# Task statement
Output all lines exactly.

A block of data
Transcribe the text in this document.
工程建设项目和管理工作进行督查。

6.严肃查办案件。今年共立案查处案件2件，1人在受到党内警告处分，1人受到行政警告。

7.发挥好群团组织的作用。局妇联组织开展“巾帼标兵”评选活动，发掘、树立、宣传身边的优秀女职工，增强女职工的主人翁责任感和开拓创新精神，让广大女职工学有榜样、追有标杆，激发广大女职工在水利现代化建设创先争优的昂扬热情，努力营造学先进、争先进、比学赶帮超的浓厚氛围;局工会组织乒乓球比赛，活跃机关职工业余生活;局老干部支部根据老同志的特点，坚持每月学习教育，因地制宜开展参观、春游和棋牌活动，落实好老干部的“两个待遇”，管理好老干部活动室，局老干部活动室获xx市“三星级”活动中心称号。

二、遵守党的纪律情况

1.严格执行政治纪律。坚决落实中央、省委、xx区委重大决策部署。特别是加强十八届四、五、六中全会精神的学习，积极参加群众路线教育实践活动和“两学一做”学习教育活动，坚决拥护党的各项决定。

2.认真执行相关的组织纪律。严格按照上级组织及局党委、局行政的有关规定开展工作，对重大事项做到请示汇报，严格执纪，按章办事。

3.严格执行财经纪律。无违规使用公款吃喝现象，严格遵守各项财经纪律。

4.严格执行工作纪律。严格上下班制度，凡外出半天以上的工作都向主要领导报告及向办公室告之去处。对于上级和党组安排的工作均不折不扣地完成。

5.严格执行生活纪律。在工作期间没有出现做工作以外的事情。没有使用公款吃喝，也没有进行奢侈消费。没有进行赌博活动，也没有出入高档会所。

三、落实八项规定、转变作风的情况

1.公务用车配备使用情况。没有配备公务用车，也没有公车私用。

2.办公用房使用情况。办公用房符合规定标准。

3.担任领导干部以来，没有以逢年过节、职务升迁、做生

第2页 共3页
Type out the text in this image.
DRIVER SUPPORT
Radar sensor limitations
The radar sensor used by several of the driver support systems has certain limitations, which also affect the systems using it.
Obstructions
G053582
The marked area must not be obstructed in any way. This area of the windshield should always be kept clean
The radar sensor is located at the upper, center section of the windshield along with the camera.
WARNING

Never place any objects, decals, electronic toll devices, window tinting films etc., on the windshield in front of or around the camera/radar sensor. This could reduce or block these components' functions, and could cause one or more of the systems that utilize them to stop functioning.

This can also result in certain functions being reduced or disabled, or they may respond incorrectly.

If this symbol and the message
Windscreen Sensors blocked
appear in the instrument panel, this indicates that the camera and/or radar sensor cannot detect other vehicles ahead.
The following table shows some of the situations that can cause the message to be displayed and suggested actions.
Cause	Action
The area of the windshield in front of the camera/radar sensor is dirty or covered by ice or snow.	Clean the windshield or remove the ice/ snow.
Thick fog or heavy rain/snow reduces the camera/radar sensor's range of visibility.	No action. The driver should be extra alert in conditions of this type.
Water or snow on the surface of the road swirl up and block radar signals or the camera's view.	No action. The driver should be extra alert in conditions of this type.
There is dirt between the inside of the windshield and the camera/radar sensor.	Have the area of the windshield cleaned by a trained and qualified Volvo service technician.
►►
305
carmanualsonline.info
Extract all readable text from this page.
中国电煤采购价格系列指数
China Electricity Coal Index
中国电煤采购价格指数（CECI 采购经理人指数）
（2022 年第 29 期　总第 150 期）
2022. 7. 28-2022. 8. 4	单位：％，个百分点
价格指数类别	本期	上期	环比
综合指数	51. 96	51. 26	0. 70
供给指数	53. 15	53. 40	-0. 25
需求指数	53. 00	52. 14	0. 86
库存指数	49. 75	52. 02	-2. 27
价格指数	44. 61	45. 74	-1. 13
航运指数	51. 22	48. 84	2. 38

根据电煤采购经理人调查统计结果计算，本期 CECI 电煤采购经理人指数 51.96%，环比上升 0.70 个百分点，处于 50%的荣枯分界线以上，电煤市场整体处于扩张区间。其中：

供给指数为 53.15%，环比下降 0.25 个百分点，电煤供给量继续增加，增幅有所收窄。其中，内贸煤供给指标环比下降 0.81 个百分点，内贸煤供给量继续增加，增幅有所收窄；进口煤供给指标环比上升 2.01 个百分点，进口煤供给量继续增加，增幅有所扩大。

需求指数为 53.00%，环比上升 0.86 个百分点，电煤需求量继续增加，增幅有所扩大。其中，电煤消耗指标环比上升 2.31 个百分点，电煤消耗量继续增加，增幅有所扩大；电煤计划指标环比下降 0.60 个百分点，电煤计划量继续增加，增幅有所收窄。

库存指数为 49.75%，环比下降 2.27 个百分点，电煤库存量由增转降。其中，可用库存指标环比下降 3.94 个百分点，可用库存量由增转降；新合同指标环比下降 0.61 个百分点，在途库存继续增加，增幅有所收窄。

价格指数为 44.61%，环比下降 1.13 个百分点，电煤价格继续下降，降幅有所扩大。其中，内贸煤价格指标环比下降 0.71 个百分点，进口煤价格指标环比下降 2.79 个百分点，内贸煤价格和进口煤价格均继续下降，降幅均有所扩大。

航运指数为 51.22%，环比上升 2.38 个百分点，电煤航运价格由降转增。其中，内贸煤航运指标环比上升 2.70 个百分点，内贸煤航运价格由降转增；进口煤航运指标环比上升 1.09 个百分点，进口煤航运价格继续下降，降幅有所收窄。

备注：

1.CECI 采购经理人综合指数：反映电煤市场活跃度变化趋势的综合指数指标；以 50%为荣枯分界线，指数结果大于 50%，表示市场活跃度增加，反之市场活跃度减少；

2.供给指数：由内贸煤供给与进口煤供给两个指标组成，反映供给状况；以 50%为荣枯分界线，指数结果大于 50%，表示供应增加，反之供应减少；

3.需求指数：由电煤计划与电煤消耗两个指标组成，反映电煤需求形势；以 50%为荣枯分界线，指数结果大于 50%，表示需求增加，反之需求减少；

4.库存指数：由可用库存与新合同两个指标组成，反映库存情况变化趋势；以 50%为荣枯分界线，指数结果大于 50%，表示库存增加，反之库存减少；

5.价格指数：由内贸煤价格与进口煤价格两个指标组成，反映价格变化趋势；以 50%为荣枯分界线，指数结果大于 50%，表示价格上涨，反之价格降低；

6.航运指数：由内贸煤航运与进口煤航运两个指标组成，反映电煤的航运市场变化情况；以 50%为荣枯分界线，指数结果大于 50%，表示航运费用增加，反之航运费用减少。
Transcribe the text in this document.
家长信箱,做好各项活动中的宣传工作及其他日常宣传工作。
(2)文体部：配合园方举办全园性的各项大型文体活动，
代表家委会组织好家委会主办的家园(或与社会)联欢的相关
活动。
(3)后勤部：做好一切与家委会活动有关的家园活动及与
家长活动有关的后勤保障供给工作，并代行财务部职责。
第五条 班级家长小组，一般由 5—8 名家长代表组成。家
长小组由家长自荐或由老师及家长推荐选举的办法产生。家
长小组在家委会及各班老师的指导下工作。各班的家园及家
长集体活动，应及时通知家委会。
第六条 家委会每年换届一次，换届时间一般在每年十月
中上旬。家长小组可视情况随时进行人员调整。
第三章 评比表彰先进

# Task output
Transcribe the text in this document.
工程建设项目和管理工作进行督查。

6.严肃查办案件。今年共立案查处案件2件，1人在受到党内警告处分，1人受到行政警告。

7.发挥好群团组织的作用。局妇联组织开展“巾帼标兵”评选活动，发掘、树立、宣传身边的优秀女职工，增强女职工的主人翁责任感和开拓创新精神，让广大女职工学有榜样、追有标杆，激发广大女职工在水利现代化建设创先争优的昂扬热情，努力营造学先进、争先进、比学赶帮超的浓厚氛围;局工会组织乒乓球比赛，活跃机关职工业余生活;局老干部支部根据老同志的特点，坚持每月学习教育，因地制宜开展参观、春游和棋牌活动，落实好老干部的“两个待遇”，管理好老干部活动室，局老干部活动室获xx市“三星级”活动中心称号。

二、遵守党的纪律情况

1.严格执行政治纪律。坚决落实中央、省委、xx区委重大决策部署。特别是加强十八届四、五、六中全会精神的学习，积极参加群众路线教育实践活动和“两学一做”学习教育活动，坚决拥护党的各项决定。

2.认真执行相关的组织纪律。严格按照上级组织及局党委、局行政的有关规定开展工作，对重大事项做到请示汇报，严格执纪，按章办事。

3.严格执行财经纪律。无违规使用公款吃喝现象，严格遵守各项财经纪律。

4.严格执行工作纪律。严格上下班制度，凡外出半天以上的工作都向主要领导报告及向办公室告之去处。对于上级和党组安排的工作均不折不扣地完成。

5.严格执行生活纪律。在工作期间没有出现做工作以外的事情。没有使用公款吃喝，也没有进行奢侈消费。没有进行赌博活动，也没有出入高档会所。

三、落实八项规定、转变作风的情况

1.公务用车配备使用情况。没有配备公务用车，也没有公车私用。

2.办公用房使用情况。办公用房符合规定标准。

3.担任领导干部以来，没有以逢年过节、职务升迁、做生

第2页 共3页
Type out the text in this image.
DRIVER SUPPORT
Radar sensor limitations
The radar sensor used by several of the driver support systems has certain limitations, which also affect the systems using it.
Obstructions
G053582
The marked area must not be obstructed in any way. This area of the windshield should always be kept clean
The radar sensor is located at the upper, center section of the windshield along with the camera.
WARNING

Never place any objects, decals, electronic toll devices, window tinting films etc., on the windshield in front of or around the camera/radar sensor. This could reduce or block these components' functions, and could cause one or more of the systems that utilize them to stop functioning.

This can also result in certain functions being reduced or disabled, or they may respond incorrectly.

If this symbol and the message
Windscreen Sensors blocked
appear in the instrument panel, this indicates that the camera and/or radar sensor cannot detect other vehicles ahead.
The following table shows some of the situations that can cause the message to be displayed and suggested actions.
Cause	Action
The area of the windshield in front of the camera/radar sensor is dirty or covered by ice or snow.	Clean the windshield or remove the ice/ snow.
Thick fog or heavy rain/snow reduces the camera/radar sensor's range of visibility.	No action. The driver should be extra alert in conditions of this type.
Water or snow on the surface of the road swirl up and block radar signals or the camera's view.	No action. The driver should be extra alert in conditions of this type.
There is dirt between the inside of the windshield and the camera/radar sensor.	Have the area of the windshield cleaned by a trained and qualified Volvo service technician.
►►
305
carmanualsonline.info
Extract all readable text from this page.
中国电煤采购价格系列指数
China Electricity Coal Index
中国电煤采购价格指数（CECI 采购经理人指数）
（2022 年第 29 期　总第 150 期）
2022. 7. 28-2022. 8. 4	单位：％，个百分点
价格指数类别	本期	上期	环比
综合指数	51. 96	51. 26	0. 70
供给指数	53. 15	53. 40	-0. 25
需求指数	53. 00	52. 14	0. 86
库存指数	49. 75	52. 02	-2. 27
价格指数	44. 61	45. 74	-1. 13
航运指数	51. 22	48. 84	2. 38

根据电煤采购经理人调查统计结果计算，本期 CECI 电煤采购经理人指数 51.96%，环比上升 0.70 个百分点，处于 50%的荣枯分界线以上，电煤市场整体处于扩张区间。其中：

供给指数为 53.15%，环比下降 0.25 个百分点，电煤供给量继续增加，增幅有所收窄。其中，内贸煤供给指标环比下降 0.81 个百分点，内贸煤供给量继续增加，增幅有所收窄；进口煤供给指标环比上升 2.01 个百分点，进口煤供给量继续增加，增幅有所扩大。

需求指数为 53.00%，环比上升 0.86 个百分点，电煤需求量继续增加，增幅有所扩大。其中，电煤消耗指标环比上升 2.31 个百分点，电煤消耗量继续增加，增幅有所扩大；电煤计划指标环比下降 0.60 个百分点，电煤计划量继续增加，增幅有所收窄。

库存指数为 49.75%，环比下降 2.27 个百分点，电煤库存量由增转降。其中，可用库存指标环比下降 3.94 个百分点，可用库存量由增转降；新合同指标环比下降 0.61 个百分点，在途库存继续增加，增幅有所收窄。

价格指数为 44.61%，环比下降 1.13 个百分点，电煤价格继续下降，降幅有所扩大。其中，内贸煤价格指标环比下降 0.71 个百分点，进口煤价格指标环比下降 2.79 个百分点，内贸煤价格和进口煤价格均继续下降，降幅均有所扩大。

航运指数为 51.22%，环比上升 2.38 个百分点，电煤航运价格由降转增。其中，内贸煤航运指标环比上升 2.70 个百分点，内贸煤航运价格由降转增；进口煤航运指标环比上升 1.09 个百分点，进口煤航运价格继续下降，降幅有所收窄。

备注：

1.CECI 采购经理人综合指数：反映电煤市场活跃度变化趋势的综合指数指标；以 50%为荣枯分界线，指数结果大于 50%，表示市场活跃度增加，反之市场活跃度减少；

2.供给指数：由内贸煤供给与进口煤供给两个指标组成，反映供给状况；以 50%为荣枯分界线，指数结果大于 50%，表示供应增加，反之供应减少；

3.需求指数：由电煤计划与电煤消耗两个指标组成，反映电煤需求形势；以 50%为荣枯分界线，指数结果大于 50%，表示需求增加，反之需求减少；

4.库存指数：由可用库存与新合同两个指标组成，反映库存情况变化趋势；以 50%为荣枯分界线，指数结果大于 50%，表示库存增加，反之库存减少；

5.价格指数：由内贸煤价格与进口煤价格两个指标组成，反映价格变化趋势；以 50%为荣枯分界线，指数结果大于 50%，表示价格上涨，反之价格降低；

6.航运指数：由内贸煤航运与进口煤航运两个指标组成，反映电煤的航运市场变化情况；以 50%为荣枯分界线，指数结果大于 50%，表示航运费用增加，反之航运费用减少。
Transcribe the text in this document.
家长信箱,做好各项活动中的宣传工作及其他日常宣传工作。
(2)文体部：配合园方举办全园性的各项大型文体活动，
代表家委会组织好家委会主办的家园(或与社会)联欢的相关
活动。
(3)后勤部：做好一切与家委会活动有关的家园活动及与
家长活动有关的后勤保障供给工作，并代行财务部职责。
第五条 班级家长小组，一般由 5—8 名家长代表组成。家
长小组由家长自荐或由老师及家长推荐选举的办法产生。家
长小组在家委会及各班老师的指导下工作。各班的家园及家
长集体活动，应及时通知家委会。
第六条 家委会每年换届一次，换届时间一般在每年十月
中上旬。家长小组可视情况随时进行人员调整。
第三章 评比表彰先进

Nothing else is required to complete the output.